--- start DATASET EXTRACT ---
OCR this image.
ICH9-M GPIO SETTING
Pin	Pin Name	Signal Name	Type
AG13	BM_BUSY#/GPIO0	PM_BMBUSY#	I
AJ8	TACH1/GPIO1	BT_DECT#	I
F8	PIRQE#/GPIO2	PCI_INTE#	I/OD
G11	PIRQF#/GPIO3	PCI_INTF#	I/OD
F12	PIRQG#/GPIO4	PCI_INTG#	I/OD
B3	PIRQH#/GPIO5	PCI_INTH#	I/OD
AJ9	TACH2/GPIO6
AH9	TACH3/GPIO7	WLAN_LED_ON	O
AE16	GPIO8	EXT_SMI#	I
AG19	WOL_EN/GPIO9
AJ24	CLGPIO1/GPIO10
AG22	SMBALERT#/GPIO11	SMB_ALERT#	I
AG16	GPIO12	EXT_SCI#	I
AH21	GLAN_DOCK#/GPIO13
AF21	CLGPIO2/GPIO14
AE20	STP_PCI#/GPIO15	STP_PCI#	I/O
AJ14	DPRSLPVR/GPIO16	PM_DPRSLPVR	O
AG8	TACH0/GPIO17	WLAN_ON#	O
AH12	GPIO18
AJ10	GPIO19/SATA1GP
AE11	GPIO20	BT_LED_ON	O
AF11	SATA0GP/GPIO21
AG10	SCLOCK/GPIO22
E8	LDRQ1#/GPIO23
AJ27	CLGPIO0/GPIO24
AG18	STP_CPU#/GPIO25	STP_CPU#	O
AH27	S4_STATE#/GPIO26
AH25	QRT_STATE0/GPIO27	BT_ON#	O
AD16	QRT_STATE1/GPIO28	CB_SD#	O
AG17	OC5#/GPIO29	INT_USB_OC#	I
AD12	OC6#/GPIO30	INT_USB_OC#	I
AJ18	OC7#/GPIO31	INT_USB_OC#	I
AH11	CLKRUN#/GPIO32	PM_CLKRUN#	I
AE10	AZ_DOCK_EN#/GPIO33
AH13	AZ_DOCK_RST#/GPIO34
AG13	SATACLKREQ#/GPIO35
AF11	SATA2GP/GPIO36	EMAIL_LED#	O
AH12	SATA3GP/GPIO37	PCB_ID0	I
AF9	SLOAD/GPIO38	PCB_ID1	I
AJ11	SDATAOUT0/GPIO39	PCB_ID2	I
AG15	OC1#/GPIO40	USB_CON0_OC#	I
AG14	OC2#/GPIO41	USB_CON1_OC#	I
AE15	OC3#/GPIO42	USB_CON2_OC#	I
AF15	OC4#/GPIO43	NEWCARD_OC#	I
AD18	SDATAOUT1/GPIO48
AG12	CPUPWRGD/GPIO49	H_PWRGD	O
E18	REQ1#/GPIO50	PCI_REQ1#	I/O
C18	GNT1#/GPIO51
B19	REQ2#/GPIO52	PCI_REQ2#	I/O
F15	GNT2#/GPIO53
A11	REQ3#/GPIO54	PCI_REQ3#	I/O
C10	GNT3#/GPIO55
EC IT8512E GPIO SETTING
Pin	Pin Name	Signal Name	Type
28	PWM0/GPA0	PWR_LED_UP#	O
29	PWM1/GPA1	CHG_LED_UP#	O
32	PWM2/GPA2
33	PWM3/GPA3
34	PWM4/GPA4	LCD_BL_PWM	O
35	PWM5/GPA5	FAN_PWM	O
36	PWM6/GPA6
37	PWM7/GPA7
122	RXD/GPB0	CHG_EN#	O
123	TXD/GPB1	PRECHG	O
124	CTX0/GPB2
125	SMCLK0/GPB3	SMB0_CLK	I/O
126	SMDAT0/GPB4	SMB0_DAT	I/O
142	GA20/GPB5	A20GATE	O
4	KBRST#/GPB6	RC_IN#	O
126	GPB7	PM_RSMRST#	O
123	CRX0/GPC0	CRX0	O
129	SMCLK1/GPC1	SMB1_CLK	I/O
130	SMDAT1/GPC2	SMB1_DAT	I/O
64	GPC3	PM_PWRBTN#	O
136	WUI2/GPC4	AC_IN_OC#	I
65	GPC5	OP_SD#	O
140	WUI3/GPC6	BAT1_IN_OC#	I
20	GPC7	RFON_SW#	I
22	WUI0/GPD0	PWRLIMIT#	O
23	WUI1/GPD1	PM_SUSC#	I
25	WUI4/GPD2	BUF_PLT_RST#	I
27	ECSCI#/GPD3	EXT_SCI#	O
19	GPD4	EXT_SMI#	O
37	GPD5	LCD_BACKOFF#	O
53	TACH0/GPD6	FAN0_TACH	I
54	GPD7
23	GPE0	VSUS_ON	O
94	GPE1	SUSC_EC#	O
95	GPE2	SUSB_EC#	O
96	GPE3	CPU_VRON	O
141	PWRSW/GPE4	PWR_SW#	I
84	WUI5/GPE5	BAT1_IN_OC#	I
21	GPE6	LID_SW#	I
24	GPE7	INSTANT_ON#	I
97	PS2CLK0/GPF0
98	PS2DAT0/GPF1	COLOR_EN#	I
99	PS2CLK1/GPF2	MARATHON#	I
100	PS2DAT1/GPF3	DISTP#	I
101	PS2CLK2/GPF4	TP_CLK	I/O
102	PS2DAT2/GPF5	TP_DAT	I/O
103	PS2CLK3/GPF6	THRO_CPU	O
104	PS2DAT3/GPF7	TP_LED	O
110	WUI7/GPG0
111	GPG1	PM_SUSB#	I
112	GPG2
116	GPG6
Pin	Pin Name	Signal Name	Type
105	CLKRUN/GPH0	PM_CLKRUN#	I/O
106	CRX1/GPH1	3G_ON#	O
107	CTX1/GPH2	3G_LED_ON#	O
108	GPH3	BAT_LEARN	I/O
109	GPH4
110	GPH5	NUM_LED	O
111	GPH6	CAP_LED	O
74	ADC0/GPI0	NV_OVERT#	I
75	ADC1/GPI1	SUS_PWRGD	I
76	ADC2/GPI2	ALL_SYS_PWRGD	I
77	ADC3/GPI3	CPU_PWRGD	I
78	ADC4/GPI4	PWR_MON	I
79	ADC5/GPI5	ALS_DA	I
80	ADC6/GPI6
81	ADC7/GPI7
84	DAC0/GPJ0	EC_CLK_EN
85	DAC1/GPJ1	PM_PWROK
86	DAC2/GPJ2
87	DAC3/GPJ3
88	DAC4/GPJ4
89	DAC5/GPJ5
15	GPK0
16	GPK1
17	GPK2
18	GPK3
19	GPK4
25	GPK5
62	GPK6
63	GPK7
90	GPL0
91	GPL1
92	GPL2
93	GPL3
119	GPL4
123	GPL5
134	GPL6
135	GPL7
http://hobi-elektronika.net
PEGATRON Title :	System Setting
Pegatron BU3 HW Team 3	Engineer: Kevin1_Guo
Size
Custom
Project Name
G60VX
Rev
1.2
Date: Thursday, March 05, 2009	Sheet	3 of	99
--- end DATASET EXTRACT ---
§ **EXERCISE REQUIREMENTS**
Repeat the listing exactly, from its first line to its last.

§ **EXERCISE ANSWER**
OCR this image.
ICH9-M GPIO SETTING
Pin	Pin Name	Signal Name	Type
AG13	BM_BUSY#/GPIO0	PM_BMBUSY#	I
AJ8	TACH1/GPIO1	BT_DECT#	I
F8	PIRQE#/GPIO2	PCI_INTE#	I/OD
G11	PIRQF#/GPIO3	PCI_INTF#	I/OD
F12	PIRQG#/GPIO4	PCI_INTG#	I/OD
B3	PIRQH#/GPIO5	PCI_INTH#	I/OD
AJ9	TACH2/GPIO6
AH9	TACH3/GPIO7	WLAN_LED_ON	O
AE16	GPIO8	EXT_SMI#	I
AG19	WOL_EN/GPIO9
AJ24	CLGPIO1/GPIO10
AG22	SMBALERT#/GPIO11	SMB_ALERT#	I
AG16	GPIO12	EXT_SCI#	I
AH21	GLAN_DOCK#/GPIO13
AF21	CLGPIO2/GPIO14
AE20	STP_PCI#/GPIO15	STP_PCI#	I/O
AJ14	DPRSLPVR/GPIO16	PM_DPRSLPVR	O
AG8	TACH0/GPIO17	WLAN_ON#	O
AH12	GPIO18
AJ10	GPIO19/SATA1GP
AE11	GPIO20	BT_LED_ON	O
AF11	SATA0GP/GPIO21
AG10	SCLOCK/GPIO22
E8	LDRQ1#/GPIO23
AJ27	CLGPIO0/GPIO24
AG18	STP_CPU#/GPIO25	STP_CPU#	O
AH27	S4_STATE#/GPIO26
AH25	QRT_STATE0/GPIO27	BT_ON#	O
AD16	QRT_STATE1/GPIO28	CB_SD#	O
AG17	OC5#/GPIO29	INT_USB_OC#	I
AD12	OC6#/GPIO30	INT_USB_OC#	I
AJ18	OC7#/GPIO31	INT_USB_OC#	I
AH11	CLKRUN#/GPIO32	PM_CLKRUN#	I
AE10	AZ_DOCK_EN#/GPIO33
AH13	AZ_DOCK_RST#/GPIO34
AG13	SATACLKREQ#/GPIO35
AF11	SATA2GP/GPIO36	EMAIL_LED#	O
AH12	SATA3GP/GPIO37	PCB_ID0	I
AF9	SLOAD/GPIO38	PCB_ID1	I
AJ11	SDATAOUT0/GPIO39	PCB_ID2	I
AG15	OC1#/GPIO40	USB_CON0_OC#	I
AG14	OC2#/GPIO41	USB_CON1_OC#	I
AE15	OC3#/GPIO42	USB_CON2_OC#	I
AF15	OC4#/GPIO43	NEWCARD_OC#	I
AD18	SDATAOUT1/GPIO48
AG12	CPUPWRGD/GPIO49	H_PWRGD	O
E18	REQ1#/GPIO50	PCI_REQ1#	I/O
C18	GNT1#/GPIO51
B19	REQ2#/GPIO52	PCI_REQ2#	I/O
F15	GNT2#/GPIO53
A11	REQ3#/GPIO54	PCI_REQ3#	I/O
C10	GNT3#/GPIO55
EC IT8512E GPIO SETTING
Pin	Pin Name	Signal Name	Type
28	PWM0/GPA0	PWR_LED_UP#	O
29	PWM1/GPA1	CHG_LED_UP#	O
32	PWM2/GPA2
33	PWM3/GPA3
34	PWM4/GPA4	LCD_BL_PWM	O
35	PWM5/GPA5	FAN_PWM	O
36	PWM6/GPA6
37	PWM7/GPA7
122	RXD/GPB0	CHG_EN#	O
123	TXD/GPB1	PRECHG	O
124	CTX0/GPB2
125	SMCLK0/GPB3	SMB0_CLK	I/O
126	SMDAT0/GPB4	SMB0_DAT	I/O
142	GA20/GPB5	A20GATE	O
4	KBRST#/GPB6	RC_IN#	O
126	GPB7	PM_RSMRST#	O
123	CRX0/GPC0	CRX0	O
129	SMCLK1/GPC1	SMB1_CLK	I/O
130	SMDAT1/GPC2	SMB1_DAT	I/O
64	GPC3	PM_PWRBTN#	O
136	WUI2/GPC4	AC_IN_OC#	I
65	GPC5	OP_SD#	O
140	WUI3/GPC6	BAT1_IN_OC#	I
20	GPC7	RFON_SW#	I
22	WUI0/GPD0	PWRLIMIT#	O
23	WUI1/GPD1	PM_SUSC#	I
25	WUI4/GPD2	BUF_PLT_RST#	I
27	ECSCI#/GPD3	EXT_SCI#	O
19	GPD4	EXT_SMI#	O
37	GPD5	LCD_BACKOFF#	O
53	TACH0/GPD6	FAN0_TACH	I
54	GPD7
23	GPE0	VSUS_ON	O
94	GPE1	SUSC_EC#	O
95	GPE2	SUSB_EC#	O
96	GPE3	CPU_VRON	O
141	PWRSW/GPE4	PWR_SW#	I
84	WUI5/GPE5	BAT1_IN_OC#	I
21	GPE6	LID_SW#	I
24	GPE7	INSTANT_ON#	I
97	PS2CLK0/GPF0
98	PS2DAT0/GPF1	COLOR_EN#	I
99	PS2CLK1/GPF2	MARATHON#	I
100	PS2DAT1/GPF3	DISTP#	I
101	PS2CLK2/GPF4	TP_CLK	I/O
102	PS2DAT2/GPF5	TP_DAT	I/O
103	PS2CLK3/GPF6	THRO_CPU	O
104	PS2DAT3/GPF7	TP_LED	O
110	WUI7/GPG0
111	GPG1	PM_SUSB#	I
112	GPG2
116	GPG6
Pin	Pin Name	Signal Name	Type
105	CLKRUN/GPH0	PM_CLKRUN#	I/O
106	CRX1/GPH1	3G_ON#	O
107	CTX1/GPH2	3G_LED_ON#	O
108	GPH3	BAT_LEARN	I/O
109	GPH4
110	GPH5	NUM_LED	O
111	GPH6	CAP_LED	O
74	ADC0/GPI0	NV_OVERT#	I
75	ADC1/GPI1	SUS_PWRGD	I
76	ADC2/GPI2	ALL_SYS_PWRGD	I
77	ADC3/GPI3	CPU_PWRGD	I
78	ADC4/GPI4	PWR_MON	I
79	ADC5/GPI5	ALS_DA	I
80	ADC6/GPI6
81	ADC7/GPI7
84	DAC0/GPJ0	EC_CLK_EN
85	DAC1/GPJ1	PM_PWROK
86	DAC2/GPJ2
87	DAC3/GPJ3
88	DAC4/GPJ4
89	DAC5/GPJ5
15	GPK0
16	GPK1
17	GPK2
18	GPK3
19	GPK4
25	GPK5
62	GPK6
63	GPK7
90	GPL0
91	GPL1
92	GPL2
93	GPL3
119	GPL4
123	GPL5
134	GPL6
135	GPL7
http://hobi-elektronika.net
PEGATRON Title :	System Setting
Pegatron BU3 HW Team 3	Engineer: Kevin1_Guo
Size
Custom
Project Name
G60VX
Rev
1.2
Date: Thursday, March 05, 2009	Sheet	3 of	99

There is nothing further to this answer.